Say how many lines of these entries include the word "Quantity", and answer with the number alone.

───── Dataset content

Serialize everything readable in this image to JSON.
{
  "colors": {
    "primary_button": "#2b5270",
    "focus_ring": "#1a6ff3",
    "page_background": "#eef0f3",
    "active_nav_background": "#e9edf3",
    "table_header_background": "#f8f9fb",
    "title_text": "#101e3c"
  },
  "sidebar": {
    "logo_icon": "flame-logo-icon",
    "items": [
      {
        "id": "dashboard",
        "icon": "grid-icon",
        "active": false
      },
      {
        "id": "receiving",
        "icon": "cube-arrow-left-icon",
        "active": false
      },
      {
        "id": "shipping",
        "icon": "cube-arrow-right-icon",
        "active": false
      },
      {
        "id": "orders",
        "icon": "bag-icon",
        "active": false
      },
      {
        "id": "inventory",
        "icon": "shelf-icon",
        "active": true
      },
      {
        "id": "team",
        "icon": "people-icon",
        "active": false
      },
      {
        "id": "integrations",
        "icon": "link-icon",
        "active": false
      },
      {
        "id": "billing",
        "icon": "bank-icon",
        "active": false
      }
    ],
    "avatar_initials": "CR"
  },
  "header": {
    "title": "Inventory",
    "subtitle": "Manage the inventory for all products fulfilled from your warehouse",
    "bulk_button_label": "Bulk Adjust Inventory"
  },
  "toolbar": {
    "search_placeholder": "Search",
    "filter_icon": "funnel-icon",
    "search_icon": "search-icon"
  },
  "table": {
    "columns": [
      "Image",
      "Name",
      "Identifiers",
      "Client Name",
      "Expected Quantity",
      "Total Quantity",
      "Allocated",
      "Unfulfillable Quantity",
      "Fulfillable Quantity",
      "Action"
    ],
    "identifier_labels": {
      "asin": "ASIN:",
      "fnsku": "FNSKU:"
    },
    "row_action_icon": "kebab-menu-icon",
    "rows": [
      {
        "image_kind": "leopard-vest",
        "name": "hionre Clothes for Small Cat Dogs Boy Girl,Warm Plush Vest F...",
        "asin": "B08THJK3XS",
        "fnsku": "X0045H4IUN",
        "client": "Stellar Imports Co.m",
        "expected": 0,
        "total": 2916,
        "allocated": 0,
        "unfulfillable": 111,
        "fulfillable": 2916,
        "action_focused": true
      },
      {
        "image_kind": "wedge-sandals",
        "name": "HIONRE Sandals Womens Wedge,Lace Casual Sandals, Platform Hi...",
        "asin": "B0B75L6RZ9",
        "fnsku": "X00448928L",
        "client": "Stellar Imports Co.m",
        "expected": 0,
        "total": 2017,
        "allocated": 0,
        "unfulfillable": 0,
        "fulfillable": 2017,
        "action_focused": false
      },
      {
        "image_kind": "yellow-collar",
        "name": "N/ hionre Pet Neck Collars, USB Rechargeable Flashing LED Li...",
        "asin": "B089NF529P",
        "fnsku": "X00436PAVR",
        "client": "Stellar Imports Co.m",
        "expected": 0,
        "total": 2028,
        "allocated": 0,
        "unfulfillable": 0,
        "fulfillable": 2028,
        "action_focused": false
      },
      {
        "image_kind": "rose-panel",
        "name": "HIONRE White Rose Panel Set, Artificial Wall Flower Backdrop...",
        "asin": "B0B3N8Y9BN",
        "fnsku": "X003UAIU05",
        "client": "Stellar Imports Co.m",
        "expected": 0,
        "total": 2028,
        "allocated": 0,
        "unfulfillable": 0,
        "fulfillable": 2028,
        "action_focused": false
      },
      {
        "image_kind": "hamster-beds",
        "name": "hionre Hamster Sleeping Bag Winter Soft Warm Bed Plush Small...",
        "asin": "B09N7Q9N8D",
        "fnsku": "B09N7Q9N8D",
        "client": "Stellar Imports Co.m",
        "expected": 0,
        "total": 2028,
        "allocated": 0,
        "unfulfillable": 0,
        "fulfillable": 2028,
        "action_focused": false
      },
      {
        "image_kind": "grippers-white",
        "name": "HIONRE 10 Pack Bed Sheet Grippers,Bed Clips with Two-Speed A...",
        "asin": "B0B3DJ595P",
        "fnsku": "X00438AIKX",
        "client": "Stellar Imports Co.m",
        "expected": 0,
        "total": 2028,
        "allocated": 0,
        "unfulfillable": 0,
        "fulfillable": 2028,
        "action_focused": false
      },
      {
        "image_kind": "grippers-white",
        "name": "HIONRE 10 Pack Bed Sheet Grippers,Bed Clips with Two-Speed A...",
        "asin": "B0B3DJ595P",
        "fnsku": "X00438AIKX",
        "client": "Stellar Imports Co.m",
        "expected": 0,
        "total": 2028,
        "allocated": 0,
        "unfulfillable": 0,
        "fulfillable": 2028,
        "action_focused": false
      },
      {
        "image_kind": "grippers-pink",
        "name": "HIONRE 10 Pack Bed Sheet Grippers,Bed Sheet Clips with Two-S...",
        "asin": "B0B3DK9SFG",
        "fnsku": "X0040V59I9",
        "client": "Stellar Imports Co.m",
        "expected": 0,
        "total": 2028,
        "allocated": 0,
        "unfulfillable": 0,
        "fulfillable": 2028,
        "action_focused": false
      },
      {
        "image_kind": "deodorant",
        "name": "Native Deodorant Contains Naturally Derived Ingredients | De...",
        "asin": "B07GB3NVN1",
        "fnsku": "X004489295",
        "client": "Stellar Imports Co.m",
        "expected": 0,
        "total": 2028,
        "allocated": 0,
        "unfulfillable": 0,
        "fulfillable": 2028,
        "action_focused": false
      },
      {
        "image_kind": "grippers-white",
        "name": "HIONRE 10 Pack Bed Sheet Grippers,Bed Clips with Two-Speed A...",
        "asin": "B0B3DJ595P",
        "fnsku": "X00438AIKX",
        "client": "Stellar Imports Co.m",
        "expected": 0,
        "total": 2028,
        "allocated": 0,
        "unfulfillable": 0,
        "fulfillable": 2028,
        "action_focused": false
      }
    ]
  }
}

──────────

§ **Exercise answer**:
4